Short task ▸ Repeat each line of the material exactly.

Record list ▸
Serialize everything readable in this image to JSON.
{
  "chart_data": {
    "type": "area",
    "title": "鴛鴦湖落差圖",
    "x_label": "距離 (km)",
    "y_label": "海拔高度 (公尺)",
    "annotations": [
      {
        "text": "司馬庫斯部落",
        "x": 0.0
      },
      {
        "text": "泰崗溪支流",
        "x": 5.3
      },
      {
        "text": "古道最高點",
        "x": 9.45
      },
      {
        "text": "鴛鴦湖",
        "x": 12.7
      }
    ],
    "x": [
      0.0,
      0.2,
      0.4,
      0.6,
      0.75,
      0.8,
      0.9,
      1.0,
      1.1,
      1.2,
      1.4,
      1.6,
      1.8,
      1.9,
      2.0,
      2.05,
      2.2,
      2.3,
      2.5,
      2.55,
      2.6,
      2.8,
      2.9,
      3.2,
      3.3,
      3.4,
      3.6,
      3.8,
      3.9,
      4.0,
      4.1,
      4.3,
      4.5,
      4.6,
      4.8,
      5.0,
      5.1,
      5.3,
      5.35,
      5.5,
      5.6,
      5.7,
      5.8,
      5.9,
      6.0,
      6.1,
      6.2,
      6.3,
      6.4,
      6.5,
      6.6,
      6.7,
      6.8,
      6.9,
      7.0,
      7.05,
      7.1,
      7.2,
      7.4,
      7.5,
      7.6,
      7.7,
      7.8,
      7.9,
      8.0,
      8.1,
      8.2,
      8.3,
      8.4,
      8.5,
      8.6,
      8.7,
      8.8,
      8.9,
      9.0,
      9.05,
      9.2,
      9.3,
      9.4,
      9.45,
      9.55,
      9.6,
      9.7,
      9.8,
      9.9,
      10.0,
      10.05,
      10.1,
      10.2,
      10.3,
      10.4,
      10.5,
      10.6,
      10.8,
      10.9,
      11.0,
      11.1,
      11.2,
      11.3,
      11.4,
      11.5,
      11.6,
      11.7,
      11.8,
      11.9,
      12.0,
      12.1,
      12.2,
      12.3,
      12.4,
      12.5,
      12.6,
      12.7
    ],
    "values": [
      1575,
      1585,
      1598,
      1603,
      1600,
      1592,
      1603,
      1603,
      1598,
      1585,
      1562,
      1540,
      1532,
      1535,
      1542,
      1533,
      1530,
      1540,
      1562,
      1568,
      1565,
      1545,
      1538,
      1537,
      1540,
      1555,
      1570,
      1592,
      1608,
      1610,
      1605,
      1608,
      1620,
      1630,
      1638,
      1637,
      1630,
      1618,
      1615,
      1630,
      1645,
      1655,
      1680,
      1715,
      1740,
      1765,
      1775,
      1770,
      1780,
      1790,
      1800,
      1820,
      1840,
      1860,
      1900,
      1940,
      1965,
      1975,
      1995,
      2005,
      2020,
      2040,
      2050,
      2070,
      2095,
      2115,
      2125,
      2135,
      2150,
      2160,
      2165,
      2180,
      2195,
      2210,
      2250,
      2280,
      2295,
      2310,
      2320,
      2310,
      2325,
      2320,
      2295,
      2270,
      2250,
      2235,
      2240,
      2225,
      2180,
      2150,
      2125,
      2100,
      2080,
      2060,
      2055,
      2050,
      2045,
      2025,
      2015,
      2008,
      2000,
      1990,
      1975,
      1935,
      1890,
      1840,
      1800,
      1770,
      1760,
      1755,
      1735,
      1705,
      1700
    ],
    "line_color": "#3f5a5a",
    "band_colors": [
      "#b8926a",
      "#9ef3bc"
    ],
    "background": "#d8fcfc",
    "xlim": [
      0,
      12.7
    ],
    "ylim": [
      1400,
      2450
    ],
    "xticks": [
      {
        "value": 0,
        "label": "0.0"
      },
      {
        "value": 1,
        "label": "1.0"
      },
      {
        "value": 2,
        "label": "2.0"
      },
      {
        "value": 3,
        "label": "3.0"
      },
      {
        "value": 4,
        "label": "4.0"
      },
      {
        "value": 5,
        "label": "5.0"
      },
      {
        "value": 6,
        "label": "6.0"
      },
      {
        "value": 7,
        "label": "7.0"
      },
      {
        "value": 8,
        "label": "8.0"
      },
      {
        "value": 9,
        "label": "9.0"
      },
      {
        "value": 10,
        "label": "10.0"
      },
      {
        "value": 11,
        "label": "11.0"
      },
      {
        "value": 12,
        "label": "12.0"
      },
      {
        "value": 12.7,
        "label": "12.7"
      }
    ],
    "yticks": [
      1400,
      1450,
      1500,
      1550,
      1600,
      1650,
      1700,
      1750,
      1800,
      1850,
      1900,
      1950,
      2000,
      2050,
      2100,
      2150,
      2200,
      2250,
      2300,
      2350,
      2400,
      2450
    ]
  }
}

Full solution ▸
Serialize everything readable in this image to JSON.
{
  "chart_data": {
    "type": "area",
    "title": "鴛鴦湖落差圖",
    "x_label": "距離 (km)",
    "y_label": "海拔高度 (公尺)",
    "annotations": [
      {
        "text": "司馬庫斯部落",
        "x": 0.0
      },
      {
        "text": "泰崗溪支流",
        "x": 5.3
      },
      {
        "text": "古道最高點",
        "x": 9.45
      },
      {
        "text": "鴛鴦湖",
        "x": 12.7
      }
    ],
    "x": [
      0.0,
      0.2,
      0.4,
      0.6,
      0.75,
      0.8,
      0.9,
      1.0,
      1.1,
      1.2,
      1.4,
      1.6,
      1.8,
      1.9,
      2.0,
      2.05,
      2.2,
      2.3,
      2.5,
      2.55,
      2.6,
      2.8,
      2.9,
      3.2,
      3.3,
      3.4,
      3.6,
      3.8,
      3.9,
      4.0,
      4.1,
      4.3,
      4.5,
      4.6,
      4.8,
      5.0,
      5.1,
      5.3,
      5.35,
      5.5,
      5.6,
      5.7,
      5.8,
      5.9,
      6.0,
      6.1,
      6.2,
      6.3,
      6.4,
      6.5,
      6.6,
      6.7,
      6.8,
      6.9,
      7.0,
      7.05,
      7.1,
      7.2,
      7.4,
      7.5,
      7.6,
      7.7,
      7.8,
      7.9,
      8.0,
      8.1,
      8.2,
      8.3,
      8.4,
      8.5,
      8.6,
      8.7,
      8.8,
      8.9,
      9.0,
      9.05,
      9.2,
      9.3,
      9.4,
      9.45,
      9.55,
      9.6,
      9.7,
      9.8,
      9.9,
      10.0,
      10.05,
      10.1,
      10.2,
      10.3,
      10.4,
      10.5,
      10.6,
      10.8,
      10.9,
      11.0,
      11.1,
      11.2,
      11.3,
      11.4,
      11.5,
      11.6,
      11.7,
      11.8,
      11.9,
      12.0,
      12.1,
      12.2,
      12.3,
      12.4,
      12.5,
      12.6,
      12.7
    ],
    "values": [
      1575,
      1585,
      1598,
      1603,
      1600,
      1592,
      1603,
      1603,
      1598,
      1585,
      1562,
      1540,
      1532,
      1535,
      1542,
      1533,
      1530,
      1540,
      1562,
      1568,
      1565,
      1545,
      1538,
      1537,
      1540,
      1555,
      1570,
      1592,
      1608,
      1610,
      1605,
      1608,
      1620,
      1630,
      1638,
      1637,
      1630,
      1618,
      1615,
      1630,
      1645,
      1655,
      1680,
      1715,
      1740,
      1765,
      1775,
      1770,
      1780,
      1790,
      1800,
      1820,
      1840,
      1860,
      1900,
      1940,
      1965,
      1975,
      1995,
      2005,
      2020,
      2040,
      2050,
      2070,
      2095,
      2115,
      2125,
      2135,
      2150,
      2160,
      2165,
      2180,
      2195,
      2210,
      2250,
      2280,
      2295,
      2310,
      2320,
      2310,
      2325,
      2320,
      2295,
      2270,
      2250,
      2235,
      2240,
      2225,
      2180,
      2150,
      2125,
      2100,
      2080,
      2060,
      2055,
      2050,
      2045,
      2025,
      2015,
      2008,
      2000,
      1990,
      1975,
      1935,
      1890,
      1840,
      1800,
      1770,
      1760,
      1755,
      1735,
      1705,
      1700
    ],
    "line_color": "#3f5a5a",
    "band_colors": [
      "#b8926a",
      "#9ef3bc"
    ],
    "background": "#d8fcfc",
    "xlim": [
      0,
      12.7
    ],
    "ylim": [
      1400,
      2450
    ],
    "xticks": [
      {
        "value": 0,
        "label": "0.0"
      },
      {
        "value": 1,
        "label": "1.0"
      },
      {
        "value": 2,
        "label": "2.0"
      },
      {
        "value": 3,
        "label": "3.0"
      },
      {
        "value": 4,
        "label": "4.0"
      },
      {
        "value": 5,
        "label": "5.0"
      },
      {
        "value": 6,
        "label": "6.0"
      },
      {
        "value": 7,
        "label": "7.0"
      },
      {
        "value": 8,
        "label": "8.0"
      },
      {
        "value": 9,
        "label": "9.0"
      },
      {
        "value": 10,
        "label": "10.0"
      },
      {
        "value": 11,
        "label": "11.0"
      },
      {
        "value": 12,
        "label": "12.0"
      },
      {
        "value": 12.7,
        "label": "12.7"
      }
    ],
    "yticks": [
      1400,
      1450,
      1500,
      1550,
      1600,
      1650,
      1700,
      1750,
      1800,
      1850,
      1900,
      1950,
      2000,
      2050,
      2100,
      2150,
      2200,
      2250,
      2300,
      2350,
      2400,
      2450
    ]
  }
}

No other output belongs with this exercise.